WHAT TO DO
Which of the lines below holds the string "process"? Copy every line that does.

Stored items
---
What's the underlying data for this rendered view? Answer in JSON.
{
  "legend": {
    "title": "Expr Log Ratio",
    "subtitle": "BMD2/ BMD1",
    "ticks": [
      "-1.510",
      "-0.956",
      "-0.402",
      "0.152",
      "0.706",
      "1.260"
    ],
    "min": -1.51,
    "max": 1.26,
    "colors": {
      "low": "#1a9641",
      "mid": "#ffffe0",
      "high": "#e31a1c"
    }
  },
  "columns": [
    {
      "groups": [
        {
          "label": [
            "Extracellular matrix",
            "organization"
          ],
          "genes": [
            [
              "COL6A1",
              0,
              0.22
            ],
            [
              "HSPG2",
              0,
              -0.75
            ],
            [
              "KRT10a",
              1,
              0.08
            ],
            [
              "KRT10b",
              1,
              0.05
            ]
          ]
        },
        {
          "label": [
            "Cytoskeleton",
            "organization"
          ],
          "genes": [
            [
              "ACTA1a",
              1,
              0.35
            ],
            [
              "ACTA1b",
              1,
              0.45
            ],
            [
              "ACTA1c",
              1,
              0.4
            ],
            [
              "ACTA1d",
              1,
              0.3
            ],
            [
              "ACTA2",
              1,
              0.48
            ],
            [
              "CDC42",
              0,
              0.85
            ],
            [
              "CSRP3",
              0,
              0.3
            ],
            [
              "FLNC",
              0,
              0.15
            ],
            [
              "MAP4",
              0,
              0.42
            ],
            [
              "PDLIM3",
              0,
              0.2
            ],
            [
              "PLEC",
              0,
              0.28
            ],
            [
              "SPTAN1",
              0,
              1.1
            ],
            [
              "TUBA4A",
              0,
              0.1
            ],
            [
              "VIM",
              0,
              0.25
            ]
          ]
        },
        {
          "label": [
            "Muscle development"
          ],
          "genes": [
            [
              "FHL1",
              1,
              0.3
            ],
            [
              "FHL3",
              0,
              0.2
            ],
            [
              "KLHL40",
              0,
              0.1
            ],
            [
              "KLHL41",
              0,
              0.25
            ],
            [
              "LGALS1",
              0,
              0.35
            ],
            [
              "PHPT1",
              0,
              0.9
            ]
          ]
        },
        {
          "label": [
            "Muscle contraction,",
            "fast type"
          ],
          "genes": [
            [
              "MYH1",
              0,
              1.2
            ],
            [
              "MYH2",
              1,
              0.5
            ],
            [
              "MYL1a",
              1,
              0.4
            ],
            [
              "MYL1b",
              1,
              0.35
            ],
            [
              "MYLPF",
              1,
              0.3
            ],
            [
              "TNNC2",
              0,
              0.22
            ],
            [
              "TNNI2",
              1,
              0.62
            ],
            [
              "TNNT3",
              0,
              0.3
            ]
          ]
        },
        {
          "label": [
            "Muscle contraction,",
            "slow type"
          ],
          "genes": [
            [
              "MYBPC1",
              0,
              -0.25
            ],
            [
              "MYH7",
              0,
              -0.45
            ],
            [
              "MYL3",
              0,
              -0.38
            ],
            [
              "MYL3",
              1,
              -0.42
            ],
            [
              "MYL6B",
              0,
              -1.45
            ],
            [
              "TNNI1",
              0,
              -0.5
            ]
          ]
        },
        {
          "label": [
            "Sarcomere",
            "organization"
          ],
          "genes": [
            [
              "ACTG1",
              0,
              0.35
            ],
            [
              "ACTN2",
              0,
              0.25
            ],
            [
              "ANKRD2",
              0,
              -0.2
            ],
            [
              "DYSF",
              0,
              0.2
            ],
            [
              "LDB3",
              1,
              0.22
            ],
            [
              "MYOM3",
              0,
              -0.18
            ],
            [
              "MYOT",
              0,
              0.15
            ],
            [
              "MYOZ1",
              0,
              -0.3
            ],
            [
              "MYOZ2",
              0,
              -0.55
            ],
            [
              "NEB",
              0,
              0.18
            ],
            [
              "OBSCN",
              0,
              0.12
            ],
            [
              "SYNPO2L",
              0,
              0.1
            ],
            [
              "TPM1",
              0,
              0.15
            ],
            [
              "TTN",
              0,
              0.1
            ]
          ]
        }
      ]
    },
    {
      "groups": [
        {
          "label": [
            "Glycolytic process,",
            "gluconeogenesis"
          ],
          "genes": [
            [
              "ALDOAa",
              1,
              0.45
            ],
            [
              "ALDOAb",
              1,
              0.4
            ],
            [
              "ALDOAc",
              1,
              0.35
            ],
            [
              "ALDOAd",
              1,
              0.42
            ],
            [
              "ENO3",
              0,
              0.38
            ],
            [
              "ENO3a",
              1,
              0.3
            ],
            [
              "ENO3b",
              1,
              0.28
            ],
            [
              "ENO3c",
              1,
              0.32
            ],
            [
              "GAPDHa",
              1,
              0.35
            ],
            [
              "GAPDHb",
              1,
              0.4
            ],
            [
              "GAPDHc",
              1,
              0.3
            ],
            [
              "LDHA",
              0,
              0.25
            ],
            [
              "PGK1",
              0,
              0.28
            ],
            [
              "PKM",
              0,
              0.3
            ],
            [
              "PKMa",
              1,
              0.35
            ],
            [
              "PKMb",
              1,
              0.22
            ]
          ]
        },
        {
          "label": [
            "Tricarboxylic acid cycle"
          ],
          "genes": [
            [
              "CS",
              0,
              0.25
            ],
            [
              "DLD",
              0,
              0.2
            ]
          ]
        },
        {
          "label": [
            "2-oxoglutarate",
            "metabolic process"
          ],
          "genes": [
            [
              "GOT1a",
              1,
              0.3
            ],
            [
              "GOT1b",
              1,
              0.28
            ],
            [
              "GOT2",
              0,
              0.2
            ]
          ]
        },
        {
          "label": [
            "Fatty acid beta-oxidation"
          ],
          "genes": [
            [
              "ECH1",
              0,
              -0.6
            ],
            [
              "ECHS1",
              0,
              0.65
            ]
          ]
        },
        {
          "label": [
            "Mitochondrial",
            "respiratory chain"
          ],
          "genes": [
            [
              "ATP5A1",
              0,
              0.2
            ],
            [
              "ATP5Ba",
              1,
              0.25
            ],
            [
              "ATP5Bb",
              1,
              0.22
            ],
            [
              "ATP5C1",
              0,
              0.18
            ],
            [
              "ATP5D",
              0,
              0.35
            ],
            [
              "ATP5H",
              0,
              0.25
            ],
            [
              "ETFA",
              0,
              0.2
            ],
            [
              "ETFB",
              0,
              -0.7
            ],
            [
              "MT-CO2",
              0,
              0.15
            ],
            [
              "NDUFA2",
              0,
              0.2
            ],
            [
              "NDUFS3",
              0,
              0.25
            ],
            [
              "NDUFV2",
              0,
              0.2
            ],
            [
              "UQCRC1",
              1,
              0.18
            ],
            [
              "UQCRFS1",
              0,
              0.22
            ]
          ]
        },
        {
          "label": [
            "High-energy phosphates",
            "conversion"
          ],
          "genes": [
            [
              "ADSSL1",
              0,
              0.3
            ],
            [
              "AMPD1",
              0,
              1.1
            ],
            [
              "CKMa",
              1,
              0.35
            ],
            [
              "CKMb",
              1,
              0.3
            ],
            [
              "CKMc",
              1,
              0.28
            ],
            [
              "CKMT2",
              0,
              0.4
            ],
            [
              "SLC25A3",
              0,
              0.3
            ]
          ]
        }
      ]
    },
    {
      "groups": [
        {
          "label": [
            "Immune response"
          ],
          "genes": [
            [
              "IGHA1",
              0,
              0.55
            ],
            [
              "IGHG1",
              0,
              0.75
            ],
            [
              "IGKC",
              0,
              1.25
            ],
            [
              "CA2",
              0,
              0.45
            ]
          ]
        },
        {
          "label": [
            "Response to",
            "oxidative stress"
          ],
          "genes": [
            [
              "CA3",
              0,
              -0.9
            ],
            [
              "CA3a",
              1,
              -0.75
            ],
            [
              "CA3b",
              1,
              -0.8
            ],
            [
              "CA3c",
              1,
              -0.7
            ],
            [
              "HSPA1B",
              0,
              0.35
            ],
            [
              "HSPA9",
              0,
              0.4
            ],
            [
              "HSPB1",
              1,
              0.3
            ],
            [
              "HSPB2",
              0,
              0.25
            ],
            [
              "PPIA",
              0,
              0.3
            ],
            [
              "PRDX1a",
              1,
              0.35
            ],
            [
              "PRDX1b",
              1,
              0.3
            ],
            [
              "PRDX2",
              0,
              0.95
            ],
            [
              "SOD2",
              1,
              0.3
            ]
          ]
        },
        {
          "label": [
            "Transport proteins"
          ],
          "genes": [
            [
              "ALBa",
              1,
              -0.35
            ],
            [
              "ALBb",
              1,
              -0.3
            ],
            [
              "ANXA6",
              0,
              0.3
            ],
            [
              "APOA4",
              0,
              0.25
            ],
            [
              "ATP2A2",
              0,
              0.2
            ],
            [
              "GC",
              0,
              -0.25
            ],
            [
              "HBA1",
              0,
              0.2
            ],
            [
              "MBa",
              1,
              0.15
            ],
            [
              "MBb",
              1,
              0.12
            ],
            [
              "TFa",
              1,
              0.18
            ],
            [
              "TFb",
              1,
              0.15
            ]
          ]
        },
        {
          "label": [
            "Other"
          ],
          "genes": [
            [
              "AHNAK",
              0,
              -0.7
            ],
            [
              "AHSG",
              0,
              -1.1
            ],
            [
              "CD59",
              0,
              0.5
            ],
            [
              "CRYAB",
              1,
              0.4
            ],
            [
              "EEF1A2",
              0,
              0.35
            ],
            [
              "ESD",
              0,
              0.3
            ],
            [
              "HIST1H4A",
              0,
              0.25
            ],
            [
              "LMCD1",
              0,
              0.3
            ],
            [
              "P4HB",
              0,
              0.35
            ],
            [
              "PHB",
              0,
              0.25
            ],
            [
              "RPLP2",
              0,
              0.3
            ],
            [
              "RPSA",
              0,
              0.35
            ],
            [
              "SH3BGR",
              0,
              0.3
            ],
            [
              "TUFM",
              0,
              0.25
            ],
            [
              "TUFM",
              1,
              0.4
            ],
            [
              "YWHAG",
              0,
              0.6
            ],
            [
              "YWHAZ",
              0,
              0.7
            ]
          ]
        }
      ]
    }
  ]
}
---
REPLY
            "Glycolytic process,",
            "metabolic process"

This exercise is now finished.